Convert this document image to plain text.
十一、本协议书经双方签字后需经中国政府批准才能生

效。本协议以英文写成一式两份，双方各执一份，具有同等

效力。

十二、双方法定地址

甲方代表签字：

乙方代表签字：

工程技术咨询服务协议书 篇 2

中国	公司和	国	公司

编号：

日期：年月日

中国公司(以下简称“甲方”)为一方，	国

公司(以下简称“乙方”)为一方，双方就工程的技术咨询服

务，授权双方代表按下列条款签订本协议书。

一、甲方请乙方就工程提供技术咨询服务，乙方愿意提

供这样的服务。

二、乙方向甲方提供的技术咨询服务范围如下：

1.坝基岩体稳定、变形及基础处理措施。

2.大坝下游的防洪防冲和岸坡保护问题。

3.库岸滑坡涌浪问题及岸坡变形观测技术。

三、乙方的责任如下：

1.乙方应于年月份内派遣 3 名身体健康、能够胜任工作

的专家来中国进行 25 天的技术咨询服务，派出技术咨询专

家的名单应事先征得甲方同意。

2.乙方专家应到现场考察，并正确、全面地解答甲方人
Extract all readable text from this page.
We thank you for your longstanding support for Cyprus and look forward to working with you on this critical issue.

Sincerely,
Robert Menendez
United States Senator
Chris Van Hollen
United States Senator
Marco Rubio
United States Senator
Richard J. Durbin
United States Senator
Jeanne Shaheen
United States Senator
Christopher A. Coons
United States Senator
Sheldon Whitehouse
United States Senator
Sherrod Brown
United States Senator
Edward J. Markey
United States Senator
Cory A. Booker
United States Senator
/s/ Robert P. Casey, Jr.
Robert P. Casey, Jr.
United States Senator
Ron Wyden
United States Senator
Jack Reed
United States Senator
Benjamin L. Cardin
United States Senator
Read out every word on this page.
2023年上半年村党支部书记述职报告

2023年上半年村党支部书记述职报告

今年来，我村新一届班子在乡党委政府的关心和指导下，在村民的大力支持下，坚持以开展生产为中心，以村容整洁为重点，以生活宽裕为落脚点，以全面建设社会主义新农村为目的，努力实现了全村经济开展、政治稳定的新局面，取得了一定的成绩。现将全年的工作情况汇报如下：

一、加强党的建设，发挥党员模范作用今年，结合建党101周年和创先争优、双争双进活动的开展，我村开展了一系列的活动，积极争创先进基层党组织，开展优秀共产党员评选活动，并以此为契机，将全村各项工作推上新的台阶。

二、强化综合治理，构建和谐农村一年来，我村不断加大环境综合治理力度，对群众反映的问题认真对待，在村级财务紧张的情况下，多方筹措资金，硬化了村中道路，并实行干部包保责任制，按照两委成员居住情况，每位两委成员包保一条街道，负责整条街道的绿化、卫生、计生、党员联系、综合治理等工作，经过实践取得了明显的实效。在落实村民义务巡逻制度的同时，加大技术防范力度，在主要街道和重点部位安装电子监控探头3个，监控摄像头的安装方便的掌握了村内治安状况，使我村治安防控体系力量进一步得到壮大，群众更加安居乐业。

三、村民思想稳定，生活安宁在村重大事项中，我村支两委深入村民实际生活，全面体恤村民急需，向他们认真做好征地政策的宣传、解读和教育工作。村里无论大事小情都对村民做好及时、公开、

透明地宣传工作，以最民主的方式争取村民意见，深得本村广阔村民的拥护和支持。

_ _ _ _ _

# [YOUR TASK]
Output the lines above verbatim and in full.

# [ANSWER FOR THE TASK]
Convert this document image to plain text.
十一、本协议书经双方签字后需经中国政府批准才能生

效。本协议以英文写成一式两份，双方各执一份，具有同等

效力。

十二、双方法定地址

甲方代表签字：

乙方代表签字：

工程技术咨询服务协议书 篇 2

中国	公司和	国	公司

编号：

日期：年月日

中国公司(以下简称“甲方”)为一方，	国

公司(以下简称“乙方”)为一方，双方就工程的技术咨询服

务，授权双方代表按下列条款签订本协议书。

一、甲方请乙方就工程提供技术咨询服务，乙方愿意提

供这样的服务。

二、乙方向甲方提供的技术咨询服务范围如下：

1.坝基岩体稳定、变形及基础处理措施。

2.大坝下游的防洪防冲和岸坡保护问题。

3.库岸滑坡涌浪问题及岸坡变形观测技术。

三、乙方的责任如下：

1.乙方应于年月份内派遣 3 名身体健康、能够胜任工作

的专家来中国进行 25 天的技术咨询服务，派出技术咨询专

家的名单应事先征得甲方同意。

2.乙方专家应到现场考察，并正确、全面地解答甲方人
Extract all readable text from this page.
We thank you for your longstanding support for Cyprus and look forward to working with you on this critical issue.

Sincerely,
Robert Menendez
United States Senator
Chris Van Hollen
United States Senator
Marco Rubio
United States Senator
Richard J. Durbin
United States Senator
Jeanne Shaheen
United States Senator
Christopher A. Coons
United States Senator
Sheldon Whitehouse
United States Senator
Sherrod Brown
United States Senator
Edward J. Markey
United States Senator
Cory A. Booker
United States Senator
/s/ Robert P. Casey, Jr.
Robert P. Casey, Jr.
United States Senator
Ron Wyden
United States Senator
Jack Reed
United States Senator
Benjamin L. Cardin
United States Senator
Read out every word on this page.
2023年上半年村党支部书记述职报告

2023年上半年村党支部书记述职报告

今年来，我村新一届班子在乡党委政府的关心和指导下，在村民的大力支持下，坚持以开展生产为中心，以村容整洁为重点，以生活宽裕为落脚点，以全面建设社会主义新农村为目的，努力实现了全村经济开展、政治稳定的新局面，取得了一定的成绩。现将全年的工作情况汇报如下：

一、加强党的建设，发挥党员模范作用今年，结合建党101周年和创先争优、双争双进活动的开展，我村开展了一系列的活动，积极争创先进基层党组织，开展优秀共产党员评选活动，并以此为契机，将全村各项工作推上新的台阶。

二、强化综合治理，构建和谐农村一年来，我村不断加大环境综合治理力度，对群众反映的问题认真对待，在村级财务紧张的情况下，多方筹措资金，硬化了村中道路，并实行干部包保责任制，按照两委成员居住情况，每位两委成员包保一条街道，负责整条街道的绿化、卫生、计生、党员联系、综合治理等工作，经过实践取得了明显的实效。在落实村民义务巡逻制度的同时，加大技术防范力度，在主要街道和重点部位安装电子监控探头3个，监控摄像头的安装方便的掌握了村内治安状况，使我村治安防控体系力量进一步得到壮大，群众更加安居乐业。

三、村民思想稳定，生活安宁在村重大事项中，我村支两委深入村民实际生活，全面体恤村民急需，向他们认真做好征地政策的宣传、解读和教育工作。村里无论大事小情都对村民做好及时、公开、

透明地宣传工作，以最民主的方式争取村民意见，深得本村广阔村民的拥护和支持。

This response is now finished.